• [PROVIDED DATA]
────────────────

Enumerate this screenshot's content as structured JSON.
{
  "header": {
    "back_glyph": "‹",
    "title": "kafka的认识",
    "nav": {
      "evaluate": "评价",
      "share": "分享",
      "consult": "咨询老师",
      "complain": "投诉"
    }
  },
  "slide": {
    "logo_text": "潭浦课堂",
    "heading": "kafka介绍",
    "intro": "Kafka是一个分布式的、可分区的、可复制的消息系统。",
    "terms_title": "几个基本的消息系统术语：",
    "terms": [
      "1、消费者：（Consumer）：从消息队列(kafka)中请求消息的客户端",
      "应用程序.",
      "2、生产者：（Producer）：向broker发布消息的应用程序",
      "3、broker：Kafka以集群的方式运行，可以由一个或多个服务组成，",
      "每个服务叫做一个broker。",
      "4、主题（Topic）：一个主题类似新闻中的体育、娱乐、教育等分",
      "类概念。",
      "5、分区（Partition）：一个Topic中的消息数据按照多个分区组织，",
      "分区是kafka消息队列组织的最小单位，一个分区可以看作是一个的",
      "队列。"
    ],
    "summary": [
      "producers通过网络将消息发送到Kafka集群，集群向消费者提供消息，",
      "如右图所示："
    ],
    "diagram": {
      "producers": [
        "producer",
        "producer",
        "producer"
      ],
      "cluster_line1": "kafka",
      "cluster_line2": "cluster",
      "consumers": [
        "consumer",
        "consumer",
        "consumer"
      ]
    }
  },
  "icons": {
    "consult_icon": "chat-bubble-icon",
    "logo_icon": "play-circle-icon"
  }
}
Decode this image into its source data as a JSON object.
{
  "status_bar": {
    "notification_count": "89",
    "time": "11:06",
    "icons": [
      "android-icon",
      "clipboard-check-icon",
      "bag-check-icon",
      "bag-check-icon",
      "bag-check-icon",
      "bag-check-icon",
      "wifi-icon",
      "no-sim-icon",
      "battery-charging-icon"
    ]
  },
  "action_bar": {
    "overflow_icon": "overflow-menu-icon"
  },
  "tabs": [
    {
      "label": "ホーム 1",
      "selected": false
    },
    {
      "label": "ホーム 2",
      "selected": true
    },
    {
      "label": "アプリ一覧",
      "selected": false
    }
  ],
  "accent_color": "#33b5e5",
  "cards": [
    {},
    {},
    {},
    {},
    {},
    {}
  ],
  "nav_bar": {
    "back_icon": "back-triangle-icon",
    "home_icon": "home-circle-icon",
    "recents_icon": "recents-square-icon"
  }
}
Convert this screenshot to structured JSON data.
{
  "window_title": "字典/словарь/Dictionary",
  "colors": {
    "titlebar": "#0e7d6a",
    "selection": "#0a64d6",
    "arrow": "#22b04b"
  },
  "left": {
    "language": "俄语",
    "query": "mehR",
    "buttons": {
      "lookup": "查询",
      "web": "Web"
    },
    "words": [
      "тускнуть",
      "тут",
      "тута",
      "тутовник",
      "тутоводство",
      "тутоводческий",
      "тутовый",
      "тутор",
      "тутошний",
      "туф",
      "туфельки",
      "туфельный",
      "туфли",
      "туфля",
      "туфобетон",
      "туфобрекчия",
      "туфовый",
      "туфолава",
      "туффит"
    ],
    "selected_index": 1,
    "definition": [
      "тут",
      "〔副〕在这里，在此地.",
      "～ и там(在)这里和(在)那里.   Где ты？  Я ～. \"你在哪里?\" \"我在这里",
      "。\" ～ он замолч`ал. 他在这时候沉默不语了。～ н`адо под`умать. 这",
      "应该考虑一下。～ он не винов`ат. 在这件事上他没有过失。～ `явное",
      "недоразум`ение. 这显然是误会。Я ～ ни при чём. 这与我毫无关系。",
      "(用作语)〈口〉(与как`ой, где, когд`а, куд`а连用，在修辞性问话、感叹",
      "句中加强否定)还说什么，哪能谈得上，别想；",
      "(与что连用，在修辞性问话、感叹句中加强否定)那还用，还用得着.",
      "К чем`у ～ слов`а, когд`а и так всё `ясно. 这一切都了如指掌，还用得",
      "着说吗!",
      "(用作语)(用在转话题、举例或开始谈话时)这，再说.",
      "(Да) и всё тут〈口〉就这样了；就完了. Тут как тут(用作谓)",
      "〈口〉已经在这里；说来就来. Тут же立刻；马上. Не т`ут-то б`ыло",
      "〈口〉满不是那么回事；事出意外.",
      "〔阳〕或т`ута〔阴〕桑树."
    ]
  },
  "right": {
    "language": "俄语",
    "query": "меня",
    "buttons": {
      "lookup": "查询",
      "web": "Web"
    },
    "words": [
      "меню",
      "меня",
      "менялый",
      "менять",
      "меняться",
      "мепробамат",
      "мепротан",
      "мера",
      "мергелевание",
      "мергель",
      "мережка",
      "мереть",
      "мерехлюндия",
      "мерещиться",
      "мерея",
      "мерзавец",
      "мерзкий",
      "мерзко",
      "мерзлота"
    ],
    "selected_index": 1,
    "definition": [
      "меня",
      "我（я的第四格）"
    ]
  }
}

────────────────

• [TASK INSTRUCTIONS] Set down the listing above in full, please, exactly as it appears.

• [THE RESULT]
Enumerate this screenshot's content as structured JSON.
{
  "header": {
    "back_glyph": "‹",
    "title": "kafka的认识",
    "nav": {
      "evaluate": "评价",
      "share": "分享",
      "consult": "咨询老师",
      "complain": "投诉"
    }
  },
  "slide": {
    "logo_text": "潭浦课堂",
    "heading": "kafka介绍",
    "intro": "Kafka是一个分布式的、可分区的、可复制的消息系统。",
    "terms_title": "几个基本的消息系统术语：",
    "terms": [
      "1、消费者：（Consumer）：从消息队列(kafka)中请求消息的客户端",
      "应用程序.",
      "2、生产者：（Producer）：向broker发布消息的应用程序",
      "3、broker：Kafka以集群的方式运行，可以由一个或多个服务组成，",
      "每个服务叫做一个broker。",
      "4、主题（Topic）：一个主题类似新闻中的体育、娱乐、教育等分",
      "类概念。",
      "5、分区（Partition）：一个Topic中的消息数据按照多个分区组织，",
      "分区是kafka消息队列组织的最小单位，一个分区可以看作是一个的",
      "队列。"
    ],
    "summary": [
      "producers通过网络将消息发送到Kafka集群，集群向消费者提供消息，",
      "如右图所示："
    ],
    "diagram": {
      "producers": [
        "producer",
        "producer",
        "producer"
      ],
      "cluster_line1": "kafka",
      "cluster_line2": "cluster",
      "consumers": [
        "consumer",
        "consumer",
        "consumer"
      ]
    }
  },
  "icons": {
    "consult_icon": "chat-bubble-icon",
    "logo_icon": "play-circle-icon"
  }
}
Decode this image into its source data as a JSON object.
{
  "status_bar": {
    "notification_count": "89",
    "time": "11:06",
    "icons": [
      "android-icon",
      "clipboard-check-icon",
      "bag-check-icon",
      "bag-check-icon",
      "bag-check-icon",
      "bag-check-icon",
      "wifi-icon",
      "no-sim-icon",
      "battery-charging-icon"
    ]
  },
  "action_bar": {
    "overflow_icon": "overflow-menu-icon"
  },
  "tabs": [
    {
      "label": "ホーム 1",
      "selected": false
    },
    {
      "label": "ホーム 2",
      "selected": true
    },
    {
      "label": "アプリ一覧",
      "selected": false
    }
  ],
  "accent_color": "#33b5e5",
  "cards": [
    {},
    {},
    {},
    {},
    {},
    {}
  ],
  "nav_bar": {
    "back_icon": "back-triangle-icon",
    "home_icon": "home-circle-icon",
    "recents_icon": "recents-square-icon"
  }
}
Convert this screenshot to structured JSON data.
{
  "window_title": "字典/словарь/Dictionary",
  "colors": {
    "titlebar": "#0e7d6a",
    "selection": "#0a64d6",
    "arrow": "#22b04b"
  },
  "left": {
    "language": "俄语",
    "query": "mehR",
    "buttons": {
      "lookup": "查询",
      "web": "Web"
    },
    "words": [
      "тускнуть",
      "тут",
      "тута",
      "тутовник",
      "тутоводство",
      "тутоводческий",
      "тутовый",
      "тутор",
      "тутошний",
      "туф",
      "туфельки",
      "туфельный",
      "туфли",
      "туфля",
      "туфобетон",
      "туфобрекчия",
      "туфовый",
      "туфолава",
      "туффит"
    ],
    "selected_index": 1,
    "definition": [
      "тут",
      "〔副〕在这里，在此地.",
      "～ и там(在)这里和(在)那里.   Где ты？  Я ～. \"你在哪里?\" \"我在这里",
      "。\" ～ он замолч`ал. 他在这时候沉默不语了。～ н`адо под`умать. 这",
      "应该考虑一下。～ он не винов`ат. 在这件事上他没有过失。～ `явное",
      "недоразум`ение. 这显然是误会。Я ～ ни при чём. 这与我毫无关系。",
      "(用作语)〈口〉(与как`ой, где, когд`а, куд`а连用，在修辞性问话、感叹",
      "句中加强否定)还说什么，哪能谈得上，别想；",
      "(与что连用，在修辞性问话、感叹句中加强否定)那还用，还用得着.",
      "К чем`у ～ слов`а, когд`а и так всё `ясно. 这一切都了如指掌，还用得",
      "着说吗!",
      "(用作语)(用在转话题、举例或开始谈话时)这，再说.",
      "(Да) и всё тут〈口〉就这样了；就完了. Тут как тут(用作谓)",
      "〈口〉已经在这里；说来就来. Тут же立刻；马上. Не т`ут-то б`ыло",
      "〈口〉满不是那么回事；事出意外.",
      "〔阳〕或т`ута〔阴〕桑树."
    ]
  },
  "right": {
    "language": "俄语",
    "query": "меня",
    "buttons": {
      "lookup": "查询",
      "web": "Web"
    },
    "words": [
      "меню",
      "меня",
      "менялый",
      "менять",
      "меняться",
      "мепробамат",
      "мепротан",
      "мера",
      "мергелевание",
      "мергель",
      "мережка",
      "мереть",
      "мерехлюндия",
      "мерещиться",
      "мерея",
      "мерзавец",
      "мерзкий",
      "мерзко",
      "мерзлота"
    ],
    "selected_index": 1,
    "definition": [
      "меня",
      "我（я的第四格）"
    ]
  }
}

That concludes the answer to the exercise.